▸ **SHORT PROBLEM**: Can you transcribe every line exactly and leave the pictures behind?
— START OF SUPPLIED DATA —
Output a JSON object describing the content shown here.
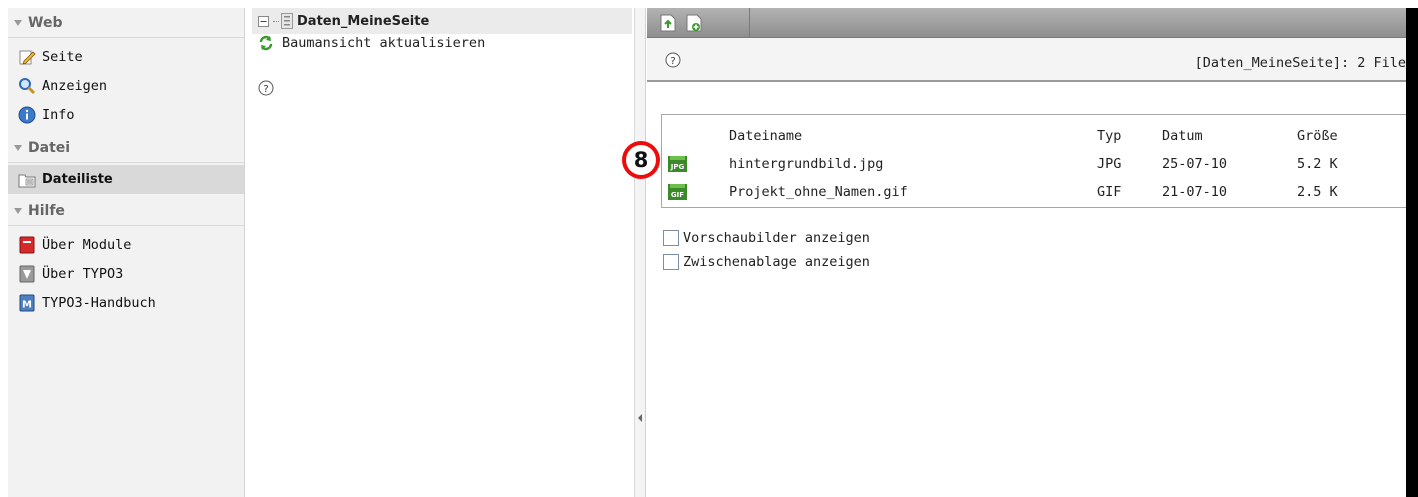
{
  "module_menu": {
    "sections": [
      {
        "title": "Web",
        "items": [
          {
            "label": "Seite",
            "icon": "page-edit-icon"
          },
          {
            "label": "Anzeigen",
            "icon": "magnifier-icon"
          },
          {
            "label": "Info",
            "icon": "info-icon"
          }
        ]
      },
      {
        "title": "Datei",
        "items": [
          {
            "label": "Dateiliste",
            "icon": "folder-list-icon",
            "active": true
          }
        ]
      },
      {
        "title": "Hilfe",
        "items": [
          {
            "label": "Über Module",
            "icon": "book-red-icon"
          },
          {
            "label": "Über TYPO3",
            "icon": "typo3-shield-icon"
          },
          {
            "label": "TYPO3-Handbuch",
            "icon": "manual-icon"
          }
        ]
      }
    ]
  },
  "tree": {
    "root_label": "Daten_MeineSeite",
    "refresh_label": "Baumansicht aktualisieren"
  },
  "content": {
    "path_info": "[Daten_MeineSeite]: 2 File",
    "columns": {
      "name": "Dateiname",
      "type": "Typ",
      "date": "Datum",
      "size": "Größe"
    },
    "files": [
      {
        "icon_label": "JPG",
        "name": "hintergrundbild.jpg",
        "type": "JPG",
        "date": "25-07-10",
        "size": "5.2 K"
      },
      {
        "icon_label": "GIF",
        "name": "Projekt_ohne_Namen.gif",
        "type": "GIF",
        "date": "21-07-10",
        "size": "2.5 K"
      }
    ],
    "options": {
      "thumbnails_label": "Vorschaubilder anzeigen",
      "clipboard_label": "Zwischenablage anzeigen"
    }
  },
  "annotation": {
    "marker_number": "8",
    "marker_color": "#ee0b0b"
  },
  "colors": {
    "menu_bg": "#f2f2f2",
    "active_item_bg": "#d9d9d9",
    "toolbar_bg": "#9e9e9e",
    "file_icon_green": "#3a8a2a"
  }
}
— END OF SUPPLIED DATA —
▸ **RESPONSE TO THIS TASK**:
Output a JSON object describing the content shown here.
{
  "module_menu": {
    "sections": [
      {
        "title": "Web",
        "items": [
          {
            "label": "Seite",
            "icon": "page-edit-icon"
          },
          {
            "label": "Anzeigen",
            "icon": "magnifier-icon"
          },
          {
            "label": "Info",
            "icon": "info-icon"
          }
        ]
      },
      {
        "title": "Datei",
        "items": [
          {
            "label": "Dateiliste",
            "icon": "folder-list-icon",
            "active": true
          }
        ]
      },
      {
        "title": "Hilfe",
        "items": [
          {
            "label": "Über Module",
            "icon": "book-red-icon"
          },
          {
            "label": "Über TYPO3",
            "icon": "typo3-shield-icon"
          },
          {
            "label": "TYPO3-Handbuch",
            "icon": "manual-icon"
          }
        ]
      }
    ]
  },
  "tree": {
    "root_label": "Daten_MeineSeite",
    "refresh_label": "Baumansicht aktualisieren"
  },
  "content": {
    "path_info": "[Daten_MeineSeite]: 2 File",
    "columns": {
      "name": "Dateiname",
      "type": "Typ",
      "date": "Datum",
      "size": "Größe"
    },
    "files": [
      {
        "icon_label": "JPG",
        "name": "hintergrundbild.jpg",
        "type": "JPG",
        "date": "25-07-10",
        "size": "5.2 K"
      },
      {
        "icon_label": "GIF",
        "name": "Projekt_ohne_Namen.gif",
        "type": "GIF",
        "date": "21-07-10",
        "size": "2.5 K"
      }
    ],
    "options": {
      "thumbnails_label": "Vorschaubilder anzeigen",
      "clipboard_label": "Zwischenablage anzeigen"
    }
  },
  "annotation": {
    "marker_number": "8",
    "marker_color": "#ee0b0b"
  },
  "colors": {
    "menu_bg": "#f2f2f2",
    "active_item_bg": "#d9d9d9",
    "toolbar_bg": "#9e9e9e",
    "file_icon_green": "#3a8a2a"
  }
}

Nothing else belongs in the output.